→ DATASET RECORDS:
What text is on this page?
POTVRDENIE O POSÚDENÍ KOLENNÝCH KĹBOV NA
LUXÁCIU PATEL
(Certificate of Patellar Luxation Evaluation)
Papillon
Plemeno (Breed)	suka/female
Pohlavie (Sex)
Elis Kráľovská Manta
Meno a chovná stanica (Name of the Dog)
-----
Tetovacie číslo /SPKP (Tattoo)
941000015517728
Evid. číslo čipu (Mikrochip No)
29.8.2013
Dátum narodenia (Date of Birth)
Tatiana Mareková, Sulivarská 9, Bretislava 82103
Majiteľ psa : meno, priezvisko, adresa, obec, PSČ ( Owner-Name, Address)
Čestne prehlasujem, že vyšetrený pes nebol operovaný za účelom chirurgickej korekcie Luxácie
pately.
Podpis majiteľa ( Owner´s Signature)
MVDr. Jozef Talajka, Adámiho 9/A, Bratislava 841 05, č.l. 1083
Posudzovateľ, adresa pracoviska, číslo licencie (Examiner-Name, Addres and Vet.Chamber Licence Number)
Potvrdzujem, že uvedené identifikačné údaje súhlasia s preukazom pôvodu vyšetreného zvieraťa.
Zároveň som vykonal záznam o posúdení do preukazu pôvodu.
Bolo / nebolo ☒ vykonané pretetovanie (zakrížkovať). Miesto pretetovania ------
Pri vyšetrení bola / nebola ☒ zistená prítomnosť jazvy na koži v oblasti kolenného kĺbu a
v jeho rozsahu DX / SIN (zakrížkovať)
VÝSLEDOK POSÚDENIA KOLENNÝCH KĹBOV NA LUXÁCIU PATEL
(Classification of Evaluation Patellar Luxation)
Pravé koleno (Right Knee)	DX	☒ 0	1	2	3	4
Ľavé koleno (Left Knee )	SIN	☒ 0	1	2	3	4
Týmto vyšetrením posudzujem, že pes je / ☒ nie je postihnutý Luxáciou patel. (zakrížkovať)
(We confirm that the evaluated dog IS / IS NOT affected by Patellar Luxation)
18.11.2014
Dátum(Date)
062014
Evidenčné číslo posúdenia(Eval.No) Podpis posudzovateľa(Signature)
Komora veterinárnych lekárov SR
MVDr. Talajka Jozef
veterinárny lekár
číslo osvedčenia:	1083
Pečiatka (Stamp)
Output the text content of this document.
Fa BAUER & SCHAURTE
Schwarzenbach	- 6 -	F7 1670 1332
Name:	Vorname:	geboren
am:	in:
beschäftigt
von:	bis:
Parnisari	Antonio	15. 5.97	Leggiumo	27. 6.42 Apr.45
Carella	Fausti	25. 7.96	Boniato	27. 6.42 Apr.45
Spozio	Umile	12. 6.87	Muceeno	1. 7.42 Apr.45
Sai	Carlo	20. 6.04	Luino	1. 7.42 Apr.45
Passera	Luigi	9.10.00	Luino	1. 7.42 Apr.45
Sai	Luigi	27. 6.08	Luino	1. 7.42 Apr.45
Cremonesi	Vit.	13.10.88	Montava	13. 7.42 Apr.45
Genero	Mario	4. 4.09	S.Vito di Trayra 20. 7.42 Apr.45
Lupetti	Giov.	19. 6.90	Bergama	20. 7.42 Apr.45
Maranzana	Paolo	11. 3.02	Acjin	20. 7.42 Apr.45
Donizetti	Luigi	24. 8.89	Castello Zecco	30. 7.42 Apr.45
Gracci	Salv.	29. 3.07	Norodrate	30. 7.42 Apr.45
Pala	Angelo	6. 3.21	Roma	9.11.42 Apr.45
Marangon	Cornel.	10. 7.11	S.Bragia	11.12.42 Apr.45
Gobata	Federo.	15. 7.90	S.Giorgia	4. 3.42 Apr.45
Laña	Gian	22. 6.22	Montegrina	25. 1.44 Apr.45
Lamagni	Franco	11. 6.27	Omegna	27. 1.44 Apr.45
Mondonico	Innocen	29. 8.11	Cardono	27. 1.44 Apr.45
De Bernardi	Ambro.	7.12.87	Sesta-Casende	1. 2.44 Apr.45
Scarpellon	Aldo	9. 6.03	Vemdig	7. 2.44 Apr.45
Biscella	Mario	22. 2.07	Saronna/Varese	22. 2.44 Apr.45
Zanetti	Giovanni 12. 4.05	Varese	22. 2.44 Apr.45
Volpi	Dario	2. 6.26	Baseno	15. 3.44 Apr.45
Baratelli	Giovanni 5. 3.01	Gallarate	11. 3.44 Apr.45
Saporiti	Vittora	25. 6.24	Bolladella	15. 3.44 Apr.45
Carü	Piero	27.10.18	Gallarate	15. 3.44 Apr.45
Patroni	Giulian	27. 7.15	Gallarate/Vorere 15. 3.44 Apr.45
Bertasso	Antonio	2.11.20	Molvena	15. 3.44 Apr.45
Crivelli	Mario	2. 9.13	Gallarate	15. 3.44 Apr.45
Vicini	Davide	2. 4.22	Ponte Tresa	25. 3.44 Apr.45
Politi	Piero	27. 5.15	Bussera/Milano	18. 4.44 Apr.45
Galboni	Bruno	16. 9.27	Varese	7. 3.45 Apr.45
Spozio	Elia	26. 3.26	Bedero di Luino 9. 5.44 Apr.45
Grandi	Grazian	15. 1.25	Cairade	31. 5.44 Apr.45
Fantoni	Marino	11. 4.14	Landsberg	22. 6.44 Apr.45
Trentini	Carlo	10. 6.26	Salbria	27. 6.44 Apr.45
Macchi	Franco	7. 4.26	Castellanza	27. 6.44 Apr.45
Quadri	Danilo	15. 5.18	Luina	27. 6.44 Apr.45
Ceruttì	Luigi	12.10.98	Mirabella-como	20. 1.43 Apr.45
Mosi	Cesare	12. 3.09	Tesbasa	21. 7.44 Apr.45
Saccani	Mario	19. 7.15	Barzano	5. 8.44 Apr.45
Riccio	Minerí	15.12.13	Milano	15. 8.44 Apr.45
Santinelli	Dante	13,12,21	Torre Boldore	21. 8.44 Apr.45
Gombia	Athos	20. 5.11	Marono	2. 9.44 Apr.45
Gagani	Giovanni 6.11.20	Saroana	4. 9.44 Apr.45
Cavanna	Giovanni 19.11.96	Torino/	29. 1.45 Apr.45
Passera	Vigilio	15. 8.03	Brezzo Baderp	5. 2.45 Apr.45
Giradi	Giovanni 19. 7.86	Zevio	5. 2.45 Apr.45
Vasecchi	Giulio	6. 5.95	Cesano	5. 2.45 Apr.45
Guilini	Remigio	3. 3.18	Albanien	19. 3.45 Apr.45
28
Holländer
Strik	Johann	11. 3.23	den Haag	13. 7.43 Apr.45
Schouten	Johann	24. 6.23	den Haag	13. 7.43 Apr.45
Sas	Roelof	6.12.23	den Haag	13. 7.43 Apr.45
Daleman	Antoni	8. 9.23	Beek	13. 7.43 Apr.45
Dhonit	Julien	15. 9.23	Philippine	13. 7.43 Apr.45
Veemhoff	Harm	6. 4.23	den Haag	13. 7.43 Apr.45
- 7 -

→ YOUR INSTRUCTIONS: Print every entry exactly as it appears.

→ OUTPUT OF THE EXERCISE:
What text is on this page?
POTVRDENIE O POSÚDENÍ KOLENNÝCH KĹBOV NA
LUXÁCIU PATEL
(Certificate of Patellar Luxation Evaluation)
Papillon
Plemeno (Breed)	suka/female
Pohlavie (Sex)
Elis Kráľovská Manta
Meno a chovná stanica (Name of the Dog)
-----
Tetovacie číslo /SPKP (Tattoo)
941000015517728
Evid. číslo čipu (Mikrochip No)
29.8.2013
Dátum narodenia (Date of Birth)
Tatiana Mareková, Sulivarská 9, Bretislava 82103
Majiteľ psa : meno, priezvisko, adresa, obec, PSČ ( Owner-Name, Address)
Čestne prehlasujem, že vyšetrený pes nebol operovaný za účelom chirurgickej korekcie Luxácie
pately.
Podpis majiteľa ( Owner´s Signature)
MVDr. Jozef Talajka, Adámiho 9/A, Bratislava 841 05, č.l. 1083
Posudzovateľ, adresa pracoviska, číslo licencie (Examiner-Name, Addres and Vet.Chamber Licence Number)
Potvrdzujem, že uvedené identifikačné údaje súhlasia s preukazom pôvodu vyšetreného zvieraťa.
Zároveň som vykonal záznam o posúdení do preukazu pôvodu.
Bolo / nebolo ☒ vykonané pretetovanie (zakrížkovať). Miesto pretetovania ------
Pri vyšetrení bola / nebola ☒ zistená prítomnosť jazvy na koži v oblasti kolenného kĺbu a
v jeho rozsahu DX / SIN (zakrížkovať)
VÝSLEDOK POSÚDENIA KOLENNÝCH KĹBOV NA LUXÁCIU PATEL
(Classification of Evaluation Patellar Luxation)
Pravé koleno (Right Knee)	DX	☒ 0	1	2	3	4
Ľavé koleno (Left Knee )	SIN	☒ 0	1	2	3	4
Týmto vyšetrením posudzujem, že pes je / ☒ nie je postihnutý Luxáciou patel. (zakrížkovať)
(We confirm that the evaluated dog IS / IS NOT affected by Patellar Luxation)
18.11.2014
Dátum(Date)
062014
Evidenčné číslo posúdenia(Eval.No) Podpis posudzovateľa(Signature)
Komora veterinárnych lekárov SR
MVDr. Talajka Jozef
veterinárny lekár
číslo osvedčenia:	1083
Pečiatka (Stamp)
Output the text content of this document.
Fa BAUER & SCHAURTE
Schwarzenbach	- 6 -	F7 1670 1332
Name:	Vorname:	geboren
am:	in:
beschäftigt
von:	bis:
Parnisari	Antonio	15. 5.97	Leggiumo	27. 6.42 Apr.45
Carella	Fausti	25. 7.96	Boniato	27. 6.42 Apr.45
Spozio	Umile	12. 6.87	Muceeno	1. 7.42 Apr.45
Sai	Carlo	20. 6.04	Luino	1. 7.42 Apr.45
Passera	Luigi	9.10.00	Luino	1. 7.42 Apr.45
Sai	Luigi	27. 6.08	Luino	1. 7.42 Apr.45
Cremonesi	Vit.	13.10.88	Montava	13. 7.42 Apr.45
Genero	Mario	4. 4.09	S.Vito di Trayra 20. 7.42 Apr.45
Lupetti	Giov.	19. 6.90	Bergama	20. 7.42 Apr.45
Maranzana	Paolo	11. 3.02	Acjin	20. 7.42 Apr.45
Donizetti	Luigi	24. 8.89	Castello Zecco	30. 7.42 Apr.45
Gracci	Salv.	29. 3.07	Norodrate	30. 7.42 Apr.45
Pala	Angelo	6. 3.21	Roma	9.11.42 Apr.45
Marangon	Cornel.	10. 7.11	S.Bragia	11.12.42 Apr.45
Gobata	Federo.	15. 7.90	S.Giorgia	4. 3.42 Apr.45
Laña	Gian	22. 6.22	Montegrina	25. 1.44 Apr.45
Lamagni	Franco	11. 6.27	Omegna	27. 1.44 Apr.45
Mondonico	Innocen	29. 8.11	Cardono	27. 1.44 Apr.45
De Bernardi	Ambro.	7.12.87	Sesta-Casende	1. 2.44 Apr.45
Scarpellon	Aldo	9. 6.03	Vemdig	7. 2.44 Apr.45
Biscella	Mario	22. 2.07	Saronna/Varese	22. 2.44 Apr.45
Zanetti	Giovanni 12. 4.05	Varese	22. 2.44 Apr.45
Volpi	Dario	2. 6.26	Baseno	15. 3.44 Apr.45
Baratelli	Giovanni 5. 3.01	Gallarate	11. 3.44 Apr.45
Saporiti	Vittora	25. 6.24	Bolladella	15. 3.44 Apr.45
Carü	Piero	27.10.18	Gallarate	15. 3.44 Apr.45
Patroni	Giulian	27. 7.15	Gallarate/Vorere 15. 3.44 Apr.45
Bertasso	Antonio	2.11.20	Molvena	15. 3.44 Apr.45
Crivelli	Mario	2. 9.13	Gallarate	15. 3.44 Apr.45
Vicini	Davide	2. 4.22	Ponte Tresa	25. 3.44 Apr.45
Politi	Piero	27. 5.15	Bussera/Milano	18. 4.44 Apr.45
Galboni	Bruno	16. 9.27	Varese	7. 3.45 Apr.45
Spozio	Elia	26. 3.26	Bedero di Luino 9. 5.44 Apr.45
Grandi	Grazian	15. 1.25	Cairade	31. 5.44 Apr.45
Fantoni	Marino	11. 4.14	Landsberg	22. 6.44 Apr.45
Trentini	Carlo	10. 6.26	Salbria	27. 6.44 Apr.45
Macchi	Franco	7. 4.26	Castellanza	27. 6.44 Apr.45
Quadri	Danilo	15. 5.18	Luina	27. 6.44 Apr.45
Ceruttì	Luigi	12.10.98	Mirabella-como	20. 1.43 Apr.45
Mosi	Cesare	12. 3.09	Tesbasa	21. 7.44 Apr.45
Saccani	Mario	19. 7.15	Barzano	5. 8.44 Apr.45
Riccio	Minerí	15.12.13	Milano	15. 8.44 Apr.45
Santinelli	Dante	13,12,21	Torre Boldore	21. 8.44 Apr.45
Gombia	Athos	20. 5.11	Marono	2. 9.44 Apr.45
Gagani	Giovanni 6.11.20	Saroana	4. 9.44 Apr.45
Cavanna	Giovanni 19.11.96	Torino/	29. 1.45 Apr.45
Passera	Vigilio	15. 8.03	Brezzo Baderp	5. 2.45 Apr.45
Giradi	Giovanni 19. 7.86	Zevio	5. 2.45 Apr.45
Vasecchi	Giulio	6. 5.95	Cesano	5. 2.45 Apr.45
Guilini	Remigio	3. 3.18	Albanien	19. 3.45 Apr.45
28
Holländer
Strik	Johann	11. 3.23	den Haag	13. 7.43 Apr.45
Schouten	Johann	24. 6.23	den Haag	13. 7.43 Apr.45
Sas	Roelof	6.12.23	den Haag	13. 7.43 Apr.45
Daleman	Antoni	8. 9.23	Beek	13. 7.43 Apr.45
Dhonit	Julien	15. 9.23	Philippine	13. 7.43 Apr.45
Veemhoff	Harm	6. 4.23	den Haag	13. 7.43 Apr.45
- 7 -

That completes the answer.